Challenge: From the entries below, pull out each line where "right" appears.

** START Dataset records **

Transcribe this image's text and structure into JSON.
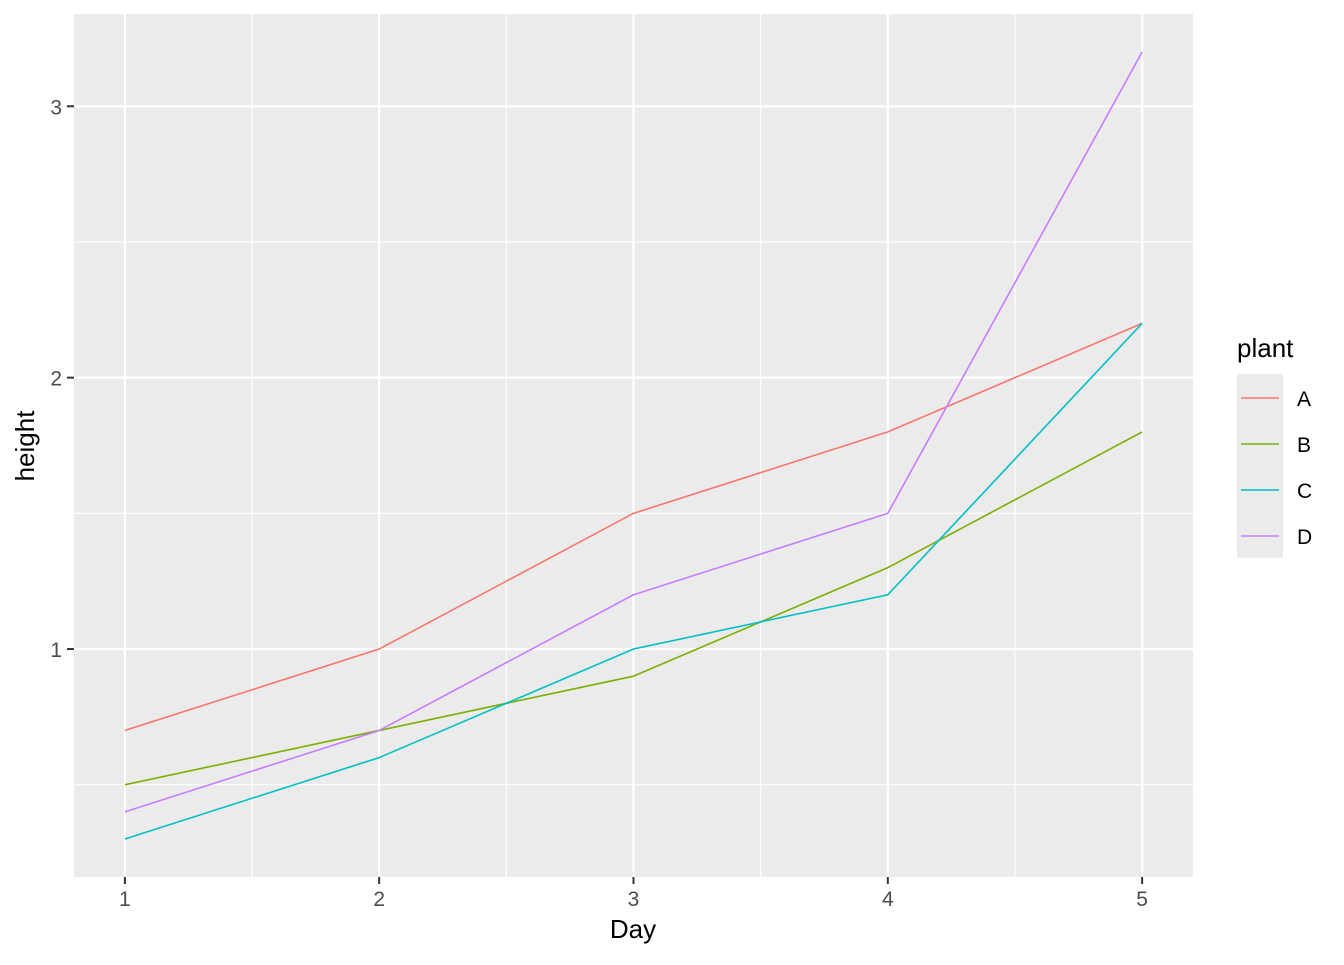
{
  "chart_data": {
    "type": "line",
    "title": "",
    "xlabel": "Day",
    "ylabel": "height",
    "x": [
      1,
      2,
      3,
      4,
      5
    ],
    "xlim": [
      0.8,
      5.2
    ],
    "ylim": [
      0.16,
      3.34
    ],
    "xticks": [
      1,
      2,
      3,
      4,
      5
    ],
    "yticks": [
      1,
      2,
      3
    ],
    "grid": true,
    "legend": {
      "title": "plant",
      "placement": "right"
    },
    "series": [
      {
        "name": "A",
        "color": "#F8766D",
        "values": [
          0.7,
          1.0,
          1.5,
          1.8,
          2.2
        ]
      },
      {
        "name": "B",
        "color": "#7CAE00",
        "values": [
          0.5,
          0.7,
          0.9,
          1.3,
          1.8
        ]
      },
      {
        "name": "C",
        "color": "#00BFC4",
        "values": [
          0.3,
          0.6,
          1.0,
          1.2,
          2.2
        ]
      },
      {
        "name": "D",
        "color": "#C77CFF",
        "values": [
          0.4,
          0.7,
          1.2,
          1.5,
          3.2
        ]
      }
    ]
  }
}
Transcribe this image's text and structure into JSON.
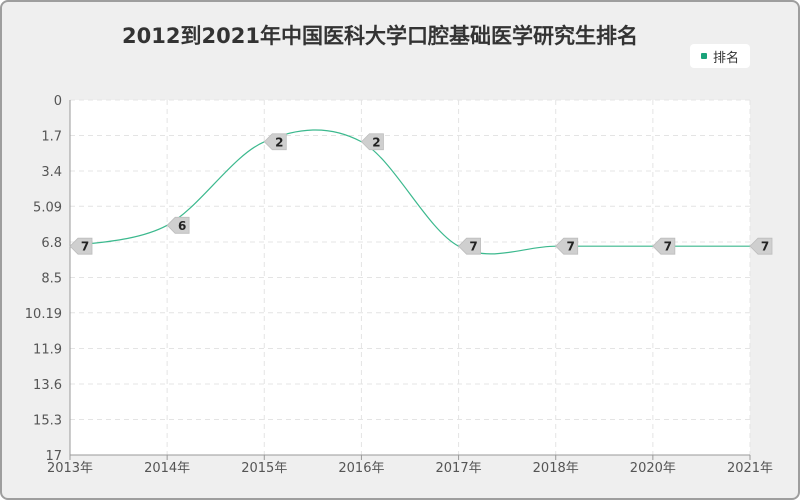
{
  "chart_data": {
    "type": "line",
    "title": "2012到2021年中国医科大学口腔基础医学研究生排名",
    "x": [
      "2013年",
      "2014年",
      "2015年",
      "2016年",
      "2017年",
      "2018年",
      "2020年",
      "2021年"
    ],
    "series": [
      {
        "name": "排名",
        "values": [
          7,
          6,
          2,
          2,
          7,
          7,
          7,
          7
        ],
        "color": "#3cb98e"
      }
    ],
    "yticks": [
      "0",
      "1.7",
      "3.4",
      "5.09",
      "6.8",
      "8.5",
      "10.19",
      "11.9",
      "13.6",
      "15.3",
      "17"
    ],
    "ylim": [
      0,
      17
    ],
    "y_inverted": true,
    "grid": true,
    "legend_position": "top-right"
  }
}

** END Dataset records **

The answer:
      "placement": "right"
    "legend_position": "top-right"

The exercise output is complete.